▸ Problem details
Output all the material that follows, exactly as given.

▸ Excerpted data

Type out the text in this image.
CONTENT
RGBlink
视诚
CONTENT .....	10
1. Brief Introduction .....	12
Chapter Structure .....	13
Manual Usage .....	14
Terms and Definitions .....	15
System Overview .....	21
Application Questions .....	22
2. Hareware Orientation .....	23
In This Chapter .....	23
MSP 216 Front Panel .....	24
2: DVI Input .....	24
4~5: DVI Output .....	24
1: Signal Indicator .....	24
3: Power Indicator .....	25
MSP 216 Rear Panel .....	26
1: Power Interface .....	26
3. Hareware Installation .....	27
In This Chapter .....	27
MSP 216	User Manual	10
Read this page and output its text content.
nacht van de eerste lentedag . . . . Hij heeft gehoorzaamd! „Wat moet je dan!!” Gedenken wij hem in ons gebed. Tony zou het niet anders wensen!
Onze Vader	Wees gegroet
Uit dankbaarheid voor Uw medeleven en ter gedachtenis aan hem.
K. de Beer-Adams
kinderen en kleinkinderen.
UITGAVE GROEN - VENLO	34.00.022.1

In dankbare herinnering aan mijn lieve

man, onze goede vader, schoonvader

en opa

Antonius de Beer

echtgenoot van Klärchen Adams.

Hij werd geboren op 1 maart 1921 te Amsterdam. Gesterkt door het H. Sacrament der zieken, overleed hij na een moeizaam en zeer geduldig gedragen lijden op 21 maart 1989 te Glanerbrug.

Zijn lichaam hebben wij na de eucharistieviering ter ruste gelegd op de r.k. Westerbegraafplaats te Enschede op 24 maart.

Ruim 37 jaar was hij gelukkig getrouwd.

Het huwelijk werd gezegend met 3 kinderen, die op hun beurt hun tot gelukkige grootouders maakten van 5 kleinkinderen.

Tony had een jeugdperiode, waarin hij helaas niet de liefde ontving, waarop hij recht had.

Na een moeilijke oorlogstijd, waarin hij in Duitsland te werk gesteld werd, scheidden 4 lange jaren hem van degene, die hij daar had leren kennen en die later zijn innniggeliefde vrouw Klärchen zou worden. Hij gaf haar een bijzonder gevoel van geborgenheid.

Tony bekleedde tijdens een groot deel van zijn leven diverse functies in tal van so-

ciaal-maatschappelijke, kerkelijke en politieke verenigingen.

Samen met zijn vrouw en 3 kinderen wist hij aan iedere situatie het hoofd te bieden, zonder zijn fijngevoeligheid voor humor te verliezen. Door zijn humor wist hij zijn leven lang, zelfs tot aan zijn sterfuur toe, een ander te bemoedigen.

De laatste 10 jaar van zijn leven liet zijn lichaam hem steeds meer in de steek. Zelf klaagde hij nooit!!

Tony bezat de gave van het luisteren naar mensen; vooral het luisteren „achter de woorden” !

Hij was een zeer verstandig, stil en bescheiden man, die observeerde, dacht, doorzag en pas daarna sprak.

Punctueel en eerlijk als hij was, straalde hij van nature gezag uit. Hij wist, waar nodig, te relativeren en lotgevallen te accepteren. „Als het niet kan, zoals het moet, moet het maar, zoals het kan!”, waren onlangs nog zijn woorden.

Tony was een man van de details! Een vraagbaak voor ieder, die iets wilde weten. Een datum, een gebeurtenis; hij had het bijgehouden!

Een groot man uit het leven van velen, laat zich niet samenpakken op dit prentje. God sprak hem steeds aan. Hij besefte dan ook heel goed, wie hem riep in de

▸ Worked answer
Type out the text in this image.
CONTENT
RGBlink
视诚
CONTENT .....	10
1. Brief Introduction .....	12
Chapter Structure .....	13
Manual Usage .....	14
Terms and Definitions .....	15
System Overview .....	21
Application Questions .....	22
2. Hareware Orientation .....	23
In This Chapter .....	23
MSP 216 Front Panel .....	24
2: DVI Input .....	24
4~5: DVI Output .....	24
1: Signal Indicator .....	24
3: Power Indicator .....	25
MSP 216 Rear Panel .....	26
1: Power Interface .....	26
3. Hareware Installation .....	27
In This Chapter .....	27
MSP 216	User Manual	10
Read this page and output its text content.
nacht van de eerste lentedag . . . . Hij heeft gehoorzaamd! „Wat moet je dan!!” Gedenken wij hem in ons gebed. Tony zou het niet anders wensen!
Onze Vader	Wees gegroet
Uit dankbaarheid voor Uw medeleven en ter gedachtenis aan hem.
K. de Beer-Adams
kinderen en kleinkinderen.
UITGAVE GROEN - VENLO	34.00.022.1

In dankbare herinnering aan mijn lieve

man, onze goede vader, schoonvader

en opa

Antonius de Beer

echtgenoot van Klärchen Adams.

Hij werd geboren op 1 maart 1921 te Amsterdam. Gesterkt door het H. Sacrament der zieken, overleed hij na een moeizaam en zeer geduldig gedragen lijden op 21 maart 1989 te Glanerbrug.

Zijn lichaam hebben wij na de eucharistieviering ter ruste gelegd op de r.k. Westerbegraafplaats te Enschede op 24 maart.

Ruim 37 jaar was hij gelukkig getrouwd.

Het huwelijk werd gezegend met 3 kinderen, die op hun beurt hun tot gelukkige grootouders maakten van 5 kleinkinderen.

Tony had een jeugdperiode, waarin hij helaas niet de liefde ontving, waarop hij recht had.

Na een moeilijke oorlogstijd, waarin hij in Duitsland te werk gesteld werd, scheidden 4 lange jaren hem van degene, die hij daar had leren kennen en die later zijn innniggeliefde vrouw Klärchen zou worden. Hij gaf haar een bijzonder gevoel van geborgenheid.

Tony bekleedde tijdens een groot deel van zijn leven diverse functies in tal van so-

ciaal-maatschappelijke, kerkelijke en politieke verenigingen.

Samen met zijn vrouw en 3 kinderen wist hij aan iedere situatie het hoofd te bieden, zonder zijn fijngevoeligheid voor humor te verliezen. Door zijn humor wist hij zijn leven lang, zelfs tot aan zijn sterfuur toe, een ander te bemoedigen.

De laatste 10 jaar van zijn leven liet zijn lichaam hem steeds meer in de steek. Zelf klaagde hij nooit!!

Tony bezat de gave van het luisteren naar mensen; vooral het luisteren „achter de woorden” !

Hij was een zeer verstandig, stil en bescheiden man, die observeerde, dacht, doorzag en pas daarna sprak.

Punctueel en eerlijk als hij was, straalde hij van nature gezag uit. Hij wist, waar nodig, te relativeren en lotgevallen te accepteren. „Als het niet kan, zoals het moet, moet het maar, zoals het kan!”, waren onlangs nog zijn woorden.

Tony was een man van de details! Een vraagbaak voor ieder, die iets wilde weten. Een datum, een gebeurtenis; hij had het bijgehouden!

Een groot man uit het leven van velen, laat zich niet samenpakken op dit prentje. God sprak hem steeds aan. Hij besefte dan ook heel goed, wie hem riep in de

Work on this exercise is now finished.